*Aim:* Each line below is to be written out in full, exactly as shown.
--- begin Supplied data ---
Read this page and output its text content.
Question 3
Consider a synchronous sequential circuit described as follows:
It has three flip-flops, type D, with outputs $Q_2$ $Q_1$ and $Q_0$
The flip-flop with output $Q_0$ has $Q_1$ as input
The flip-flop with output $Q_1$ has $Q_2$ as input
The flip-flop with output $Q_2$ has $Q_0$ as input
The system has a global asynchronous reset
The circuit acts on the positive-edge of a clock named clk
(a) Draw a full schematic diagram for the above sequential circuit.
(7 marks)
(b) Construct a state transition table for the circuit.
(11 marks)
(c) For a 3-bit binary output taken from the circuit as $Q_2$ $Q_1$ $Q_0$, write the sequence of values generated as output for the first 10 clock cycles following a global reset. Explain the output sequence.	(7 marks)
--- end Supplied data ---
*Exercise answer:*
Read this page and output its text content.
Question 3
Consider a synchronous sequential circuit described as follows:
It has three flip-flops, type D, with outputs $Q_2$ $Q_1$ and $Q_0$
The flip-flop with output $Q_0$ has $Q_1$ as input
The flip-flop with output $Q_1$ has $Q_2$ as input
The flip-flop with output $Q_2$ has $Q_0$ as input
The system has a global asynchronous reset
The circuit acts on the positive-edge of a clock named clk
(a) Draw a full schematic diagram for the above sequential circuit.
(7 marks)
(b) Construct a state transition table for the circuit.
(11 marks)
(c) For a 3-bit binary output taken from the circuit as $Q_2$ $Q_1$ $Q_0$, write the sequence of values generated as output for the first 10 clock cycles following a global reset. Explain the output sequence.	(7 marks)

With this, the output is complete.